* [Written problem]: Go through the data below and gather each line containing "viscosity".

----- Records for this task -----

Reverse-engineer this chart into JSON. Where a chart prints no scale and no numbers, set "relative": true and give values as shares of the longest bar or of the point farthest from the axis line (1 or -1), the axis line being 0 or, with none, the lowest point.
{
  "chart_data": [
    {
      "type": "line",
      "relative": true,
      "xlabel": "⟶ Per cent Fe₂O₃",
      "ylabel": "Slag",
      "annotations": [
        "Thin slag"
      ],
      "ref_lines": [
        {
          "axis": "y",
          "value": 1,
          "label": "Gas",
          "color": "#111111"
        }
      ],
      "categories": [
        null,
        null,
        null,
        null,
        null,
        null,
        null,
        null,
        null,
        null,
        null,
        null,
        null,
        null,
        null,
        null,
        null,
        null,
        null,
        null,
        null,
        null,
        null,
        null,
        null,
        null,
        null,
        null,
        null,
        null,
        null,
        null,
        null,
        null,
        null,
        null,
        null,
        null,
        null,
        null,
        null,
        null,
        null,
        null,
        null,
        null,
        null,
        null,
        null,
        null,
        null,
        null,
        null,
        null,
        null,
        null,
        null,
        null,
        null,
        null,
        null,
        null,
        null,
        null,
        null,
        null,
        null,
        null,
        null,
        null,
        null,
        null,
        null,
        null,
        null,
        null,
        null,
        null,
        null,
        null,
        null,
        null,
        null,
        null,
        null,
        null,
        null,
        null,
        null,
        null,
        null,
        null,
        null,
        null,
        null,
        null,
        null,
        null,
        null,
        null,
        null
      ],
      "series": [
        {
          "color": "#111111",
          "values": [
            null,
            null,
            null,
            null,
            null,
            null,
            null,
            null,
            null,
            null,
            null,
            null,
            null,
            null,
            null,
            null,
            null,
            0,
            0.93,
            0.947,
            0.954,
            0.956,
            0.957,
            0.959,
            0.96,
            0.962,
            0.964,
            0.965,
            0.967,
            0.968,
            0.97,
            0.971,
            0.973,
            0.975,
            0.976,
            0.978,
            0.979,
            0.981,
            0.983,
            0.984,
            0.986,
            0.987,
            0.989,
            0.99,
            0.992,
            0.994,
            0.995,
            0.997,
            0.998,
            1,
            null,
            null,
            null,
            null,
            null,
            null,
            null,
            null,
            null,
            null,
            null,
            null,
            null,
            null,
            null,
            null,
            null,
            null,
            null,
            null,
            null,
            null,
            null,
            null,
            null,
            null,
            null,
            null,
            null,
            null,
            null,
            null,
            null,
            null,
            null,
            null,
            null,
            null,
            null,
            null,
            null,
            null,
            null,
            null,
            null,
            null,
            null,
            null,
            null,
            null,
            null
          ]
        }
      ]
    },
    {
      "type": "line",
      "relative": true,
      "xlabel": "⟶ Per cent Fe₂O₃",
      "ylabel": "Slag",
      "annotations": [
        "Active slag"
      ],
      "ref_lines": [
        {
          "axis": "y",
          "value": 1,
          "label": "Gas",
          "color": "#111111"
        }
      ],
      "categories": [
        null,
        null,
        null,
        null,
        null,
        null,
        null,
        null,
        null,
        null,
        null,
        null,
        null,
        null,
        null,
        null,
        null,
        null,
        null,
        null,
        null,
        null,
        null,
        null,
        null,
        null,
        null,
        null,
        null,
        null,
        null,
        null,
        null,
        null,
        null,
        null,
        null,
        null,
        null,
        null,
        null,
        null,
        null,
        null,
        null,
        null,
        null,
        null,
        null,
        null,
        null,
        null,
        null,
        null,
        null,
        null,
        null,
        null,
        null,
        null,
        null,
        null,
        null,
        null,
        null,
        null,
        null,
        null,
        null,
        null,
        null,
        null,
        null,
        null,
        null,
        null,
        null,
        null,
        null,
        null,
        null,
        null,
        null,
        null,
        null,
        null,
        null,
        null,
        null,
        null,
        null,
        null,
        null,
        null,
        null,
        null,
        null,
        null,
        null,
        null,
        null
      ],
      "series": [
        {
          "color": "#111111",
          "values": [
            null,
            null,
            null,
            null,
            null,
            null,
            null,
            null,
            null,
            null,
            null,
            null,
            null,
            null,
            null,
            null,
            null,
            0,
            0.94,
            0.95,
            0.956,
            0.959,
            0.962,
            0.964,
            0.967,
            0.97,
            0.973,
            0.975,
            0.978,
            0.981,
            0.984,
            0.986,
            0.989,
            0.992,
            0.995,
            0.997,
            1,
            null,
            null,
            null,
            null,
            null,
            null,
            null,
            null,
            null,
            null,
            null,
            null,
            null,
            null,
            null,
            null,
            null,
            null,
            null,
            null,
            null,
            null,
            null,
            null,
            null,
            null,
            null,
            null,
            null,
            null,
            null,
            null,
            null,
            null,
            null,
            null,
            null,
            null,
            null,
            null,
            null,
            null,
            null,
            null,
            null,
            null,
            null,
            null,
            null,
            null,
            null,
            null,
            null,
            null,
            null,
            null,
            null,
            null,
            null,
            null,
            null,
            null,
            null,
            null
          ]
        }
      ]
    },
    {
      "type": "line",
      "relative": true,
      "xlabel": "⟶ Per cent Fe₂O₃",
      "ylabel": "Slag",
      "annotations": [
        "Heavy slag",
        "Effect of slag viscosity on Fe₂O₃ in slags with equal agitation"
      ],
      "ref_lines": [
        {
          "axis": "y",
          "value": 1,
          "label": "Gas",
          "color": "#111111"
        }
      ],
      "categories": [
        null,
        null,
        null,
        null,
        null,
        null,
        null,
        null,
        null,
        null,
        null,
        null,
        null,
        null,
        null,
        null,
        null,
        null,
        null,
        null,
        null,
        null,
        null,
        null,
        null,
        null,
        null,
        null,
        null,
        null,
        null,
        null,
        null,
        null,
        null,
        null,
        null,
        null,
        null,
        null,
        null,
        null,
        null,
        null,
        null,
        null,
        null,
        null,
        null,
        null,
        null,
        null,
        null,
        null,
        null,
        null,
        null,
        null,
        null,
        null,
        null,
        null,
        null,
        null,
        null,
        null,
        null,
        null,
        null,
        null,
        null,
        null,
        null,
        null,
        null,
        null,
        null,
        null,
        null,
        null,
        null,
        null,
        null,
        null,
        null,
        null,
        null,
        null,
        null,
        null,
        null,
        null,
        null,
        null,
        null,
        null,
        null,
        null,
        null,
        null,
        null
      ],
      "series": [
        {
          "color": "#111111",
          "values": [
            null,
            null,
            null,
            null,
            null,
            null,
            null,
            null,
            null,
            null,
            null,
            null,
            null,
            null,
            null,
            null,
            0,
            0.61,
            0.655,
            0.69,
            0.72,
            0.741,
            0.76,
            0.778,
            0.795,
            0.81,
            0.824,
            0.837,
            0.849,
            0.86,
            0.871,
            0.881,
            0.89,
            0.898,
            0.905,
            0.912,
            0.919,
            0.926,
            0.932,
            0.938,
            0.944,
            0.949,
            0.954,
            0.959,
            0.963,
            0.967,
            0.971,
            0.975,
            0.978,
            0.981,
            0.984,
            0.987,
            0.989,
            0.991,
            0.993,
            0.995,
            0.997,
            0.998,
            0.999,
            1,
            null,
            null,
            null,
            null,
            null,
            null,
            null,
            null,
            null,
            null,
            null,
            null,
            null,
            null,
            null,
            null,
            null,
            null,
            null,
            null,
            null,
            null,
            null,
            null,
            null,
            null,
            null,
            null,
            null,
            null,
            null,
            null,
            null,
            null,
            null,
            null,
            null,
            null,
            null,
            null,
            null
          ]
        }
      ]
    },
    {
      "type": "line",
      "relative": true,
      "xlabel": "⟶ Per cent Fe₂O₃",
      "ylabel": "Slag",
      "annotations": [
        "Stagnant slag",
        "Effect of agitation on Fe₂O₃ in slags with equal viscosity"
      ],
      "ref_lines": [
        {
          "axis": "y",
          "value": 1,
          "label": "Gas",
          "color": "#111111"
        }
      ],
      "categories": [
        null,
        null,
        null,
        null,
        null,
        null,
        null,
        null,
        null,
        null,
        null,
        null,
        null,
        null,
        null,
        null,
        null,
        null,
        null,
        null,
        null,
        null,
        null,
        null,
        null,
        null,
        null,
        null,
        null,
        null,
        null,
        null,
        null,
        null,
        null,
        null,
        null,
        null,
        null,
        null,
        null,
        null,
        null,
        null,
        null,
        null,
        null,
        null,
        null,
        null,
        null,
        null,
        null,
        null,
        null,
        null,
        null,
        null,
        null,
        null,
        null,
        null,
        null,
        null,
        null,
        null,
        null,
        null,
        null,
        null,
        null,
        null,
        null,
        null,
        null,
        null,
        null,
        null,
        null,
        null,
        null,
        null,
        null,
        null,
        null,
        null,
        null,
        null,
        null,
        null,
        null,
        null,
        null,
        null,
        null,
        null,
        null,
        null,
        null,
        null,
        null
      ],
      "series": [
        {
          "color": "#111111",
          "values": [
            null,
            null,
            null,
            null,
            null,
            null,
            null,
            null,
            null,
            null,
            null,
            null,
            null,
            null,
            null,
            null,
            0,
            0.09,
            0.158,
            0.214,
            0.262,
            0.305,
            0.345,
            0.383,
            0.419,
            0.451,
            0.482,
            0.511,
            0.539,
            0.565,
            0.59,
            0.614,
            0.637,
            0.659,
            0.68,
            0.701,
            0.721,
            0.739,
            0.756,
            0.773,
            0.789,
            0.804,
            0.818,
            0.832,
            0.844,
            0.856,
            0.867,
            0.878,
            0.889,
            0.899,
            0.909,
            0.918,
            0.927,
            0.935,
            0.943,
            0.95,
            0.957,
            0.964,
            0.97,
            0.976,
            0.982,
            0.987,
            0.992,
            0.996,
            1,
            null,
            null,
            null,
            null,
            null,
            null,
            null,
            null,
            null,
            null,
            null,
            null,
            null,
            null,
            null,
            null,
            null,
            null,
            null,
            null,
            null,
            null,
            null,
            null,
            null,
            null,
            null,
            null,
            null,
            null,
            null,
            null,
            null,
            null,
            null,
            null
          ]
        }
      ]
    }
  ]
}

-----

* [Output for this exercise]:
        "Effect of slag viscosity on Fe₂O₃ in slags with equal agitation"
        "Effect of agitation on Fe₂O₃ in slags with equal viscosity"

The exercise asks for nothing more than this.